### Exercise goal
From the listing that follows, extract every line and set it down unaltered.

Chart and figure data

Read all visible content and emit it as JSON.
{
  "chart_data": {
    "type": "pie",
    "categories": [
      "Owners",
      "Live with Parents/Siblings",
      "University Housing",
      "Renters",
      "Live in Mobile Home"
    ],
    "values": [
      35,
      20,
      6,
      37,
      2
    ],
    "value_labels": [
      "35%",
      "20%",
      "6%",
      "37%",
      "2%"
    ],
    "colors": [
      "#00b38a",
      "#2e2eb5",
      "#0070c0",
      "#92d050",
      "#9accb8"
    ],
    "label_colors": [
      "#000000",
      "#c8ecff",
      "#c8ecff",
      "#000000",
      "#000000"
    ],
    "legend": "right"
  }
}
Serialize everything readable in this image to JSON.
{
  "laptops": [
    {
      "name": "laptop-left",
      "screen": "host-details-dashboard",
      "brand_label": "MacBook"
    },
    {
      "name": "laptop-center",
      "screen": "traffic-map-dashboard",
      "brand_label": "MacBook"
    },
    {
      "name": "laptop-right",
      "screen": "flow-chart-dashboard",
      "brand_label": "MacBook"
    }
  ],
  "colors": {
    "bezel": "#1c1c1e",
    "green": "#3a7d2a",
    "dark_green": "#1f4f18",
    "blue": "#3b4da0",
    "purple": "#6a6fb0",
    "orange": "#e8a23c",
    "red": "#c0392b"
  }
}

### Task response
Read all visible content and emit it as JSON.
{
  "chart_data": {
    "type": "pie",
    "categories": [
      "Owners",
      "Live with Parents/Siblings",
      "University Housing",
      "Renters",
      "Live in Mobile Home"
    ],
    "values": [
      35,
      20,
      6,
      37,
      2
    ],
    "value_labels": [
      "35%",
      "20%",
      "6%",
      "37%",
      "2%"
    ],
    "colors": [
      "#00b38a",
      "#2e2eb5",
      "#0070c0",
      "#92d050",
      "#9accb8"
    ],
    "label_colors": [
      "#000000",
      "#c8ecff",
      "#c8ecff",
      "#000000",
      "#000000"
    ],
    "legend": "right"
  }
}
Serialize everything readable in this image to JSON.
{
  "laptops": [
    {
      "name": "laptop-left",
      "screen": "host-details-dashboard",
      "brand_label": "MacBook"
    },
    {
      "name": "laptop-center",
      "screen": "traffic-map-dashboard",
      "brand_label": "MacBook"
    },
    {
      "name": "laptop-right",
      "screen": "flow-chart-dashboard",
      "brand_label": "MacBook"
    }
  ],
  "colors": {
    "bezel": "#1c1c1e",
    "green": "#3a7d2a",
    "dark_green": "#1f4f18",
    "blue": "#3b4da0",
    "purple": "#6a6fb0",
    "orange": "#e8a23c",
    "red": "#c0392b"
  }
}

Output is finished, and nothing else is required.